Requirements: Print, exactly and completely, every entry in the data.

Exercise material:
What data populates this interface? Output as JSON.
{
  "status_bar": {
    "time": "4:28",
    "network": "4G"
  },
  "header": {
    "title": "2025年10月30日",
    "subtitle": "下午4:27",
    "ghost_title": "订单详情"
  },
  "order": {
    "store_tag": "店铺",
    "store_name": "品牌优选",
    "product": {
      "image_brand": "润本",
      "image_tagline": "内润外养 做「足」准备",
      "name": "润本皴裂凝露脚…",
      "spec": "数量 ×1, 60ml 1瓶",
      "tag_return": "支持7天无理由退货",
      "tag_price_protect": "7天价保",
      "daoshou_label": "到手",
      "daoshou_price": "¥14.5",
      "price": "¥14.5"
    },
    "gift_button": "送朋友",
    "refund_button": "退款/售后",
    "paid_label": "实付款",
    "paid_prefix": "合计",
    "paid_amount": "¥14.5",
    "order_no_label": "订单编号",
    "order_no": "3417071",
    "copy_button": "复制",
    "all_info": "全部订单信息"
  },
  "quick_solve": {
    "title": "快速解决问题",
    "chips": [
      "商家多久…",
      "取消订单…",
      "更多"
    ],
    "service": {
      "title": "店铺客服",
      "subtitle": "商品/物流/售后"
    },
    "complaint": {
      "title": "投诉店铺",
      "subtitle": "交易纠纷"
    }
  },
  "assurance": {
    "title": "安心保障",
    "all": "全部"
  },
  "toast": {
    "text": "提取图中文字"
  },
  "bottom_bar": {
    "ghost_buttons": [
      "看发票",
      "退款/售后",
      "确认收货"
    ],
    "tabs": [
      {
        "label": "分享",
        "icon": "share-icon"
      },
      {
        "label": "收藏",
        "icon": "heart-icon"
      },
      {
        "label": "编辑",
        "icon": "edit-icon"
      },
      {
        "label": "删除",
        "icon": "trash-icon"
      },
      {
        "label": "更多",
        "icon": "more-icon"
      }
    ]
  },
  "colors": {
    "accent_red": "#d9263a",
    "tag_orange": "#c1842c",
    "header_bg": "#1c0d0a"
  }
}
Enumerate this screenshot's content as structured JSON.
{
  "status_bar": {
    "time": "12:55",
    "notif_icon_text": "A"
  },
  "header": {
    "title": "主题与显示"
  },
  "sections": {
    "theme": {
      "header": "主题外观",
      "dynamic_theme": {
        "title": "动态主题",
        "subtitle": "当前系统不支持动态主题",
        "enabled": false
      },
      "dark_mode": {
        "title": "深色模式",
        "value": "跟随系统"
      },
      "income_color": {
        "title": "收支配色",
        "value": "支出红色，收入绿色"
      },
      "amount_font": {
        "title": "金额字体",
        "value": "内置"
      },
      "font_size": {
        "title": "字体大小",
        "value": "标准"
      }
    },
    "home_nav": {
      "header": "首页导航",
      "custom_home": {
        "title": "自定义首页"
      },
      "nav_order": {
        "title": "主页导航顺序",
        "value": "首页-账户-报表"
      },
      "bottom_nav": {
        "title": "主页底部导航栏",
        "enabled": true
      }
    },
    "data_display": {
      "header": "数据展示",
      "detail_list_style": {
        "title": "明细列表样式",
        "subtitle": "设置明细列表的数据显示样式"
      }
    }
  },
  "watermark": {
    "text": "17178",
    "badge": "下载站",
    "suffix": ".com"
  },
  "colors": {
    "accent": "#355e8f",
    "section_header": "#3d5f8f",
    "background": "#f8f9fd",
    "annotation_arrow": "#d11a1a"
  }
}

Exercise answer:
What data populates this interface? Output as JSON.
{
  "status_bar": {
    "time": "4:28",
    "network": "4G"
  },
  "header": {
    "title": "2025年10月30日",
    "subtitle": "下午4:27",
    "ghost_title": "订单详情"
  },
  "order": {
    "store_tag": "店铺",
    "store_name": "品牌优选",
    "product": {
      "image_brand": "润本",
      "image_tagline": "内润外养 做「足」准备",
      "name": "润本皴裂凝露脚…",
      "spec": "数量 ×1, 60ml 1瓶",
      "tag_return": "支持7天无理由退货",
      "tag_price_protect": "7天价保",
      "daoshou_label": "到手",
      "daoshou_price": "¥14.5",
      "price": "¥14.5"
    },
    "gift_button": "送朋友",
    "refund_button": "退款/售后",
    "paid_label": "实付款",
    "paid_prefix": "合计",
    "paid_amount": "¥14.5",
    "order_no_label": "订单编号",
    "order_no": "3417071",
    "copy_button": "复制",
    "all_info": "全部订单信息"
  },
  "quick_solve": {
    "title": "快速解决问题",
    "chips": [
      "商家多久…",
      "取消订单…",
      "更多"
    ],
    "service": {
      "title": "店铺客服",
      "subtitle": "商品/物流/售后"
    },
    "complaint": {
      "title": "投诉店铺",
      "subtitle": "交易纠纷"
    }
  },
  "assurance": {
    "title": "安心保障",
    "all": "全部"
  },
  "toast": {
    "text": "提取图中文字"
  },
  "bottom_bar": {
    "ghost_buttons": [
      "看发票",
      "退款/售后",
      "确认收货"
    ],
    "tabs": [
      {
        "label": "分享",
        "icon": "share-icon"
      },
      {
        "label": "收藏",
        "icon": "heart-icon"
      },
      {
        "label": "编辑",
        "icon": "edit-icon"
      },
      {
        "label": "删除",
        "icon": "trash-icon"
      },
      {
        "label": "更多",
        "icon": "more-icon"
      }
    ]
  },
  "colors": {
    "accent_red": "#d9263a",
    "tag_orange": "#c1842c",
    "header_bg": "#1c0d0a"
  }
}
Enumerate this screenshot's content as structured JSON.
{
  "status_bar": {
    "time": "12:55",
    "notif_icon_text": "A"
  },
  "header": {
    "title": "主题与显示"
  },
  "sections": {
    "theme": {
      "header": "主题外观",
      "dynamic_theme": {
        "title": "动态主题",
        "subtitle": "当前系统不支持动态主题",
        "enabled": false
      },
      "dark_mode": {
        "title": "深色模式",
        "value": "跟随系统"
      },
      "income_color": {
        "title": "收支配色",
        "value": "支出红色，收入绿色"
      },
      "amount_font": {
        "title": "金额字体",
        "value": "内置"
      },
      "font_size": {
        "title": "字体大小",
        "value": "标准"
      }
    },
    "home_nav": {
      "header": "首页导航",
      "custom_home": {
        "title": "自定义首页"
      },
      "nav_order": {
        "title": "主页导航顺序",
        "value": "首页-账户-报表"
      },
      "bottom_nav": {
        "title": "主页底部导航栏",
        "enabled": true
      }
    },
    "data_display": {
      "header": "数据展示",
      "detail_list_style": {
        "title": "明细列表样式",
        "subtitle": "设置明细列表的数据显示样式"
      }
    }
  },
  "watermark": {
    "text": "17178",
    "badge": "下载站",
    "suffix": ".com"
  },
  "colors": {
    "accent": "#355e8f",
    "section_header": "#3d5f8f",
    "background": "#f8f9fd",
    "annotation_arrow": "#d11a1a"
  }
}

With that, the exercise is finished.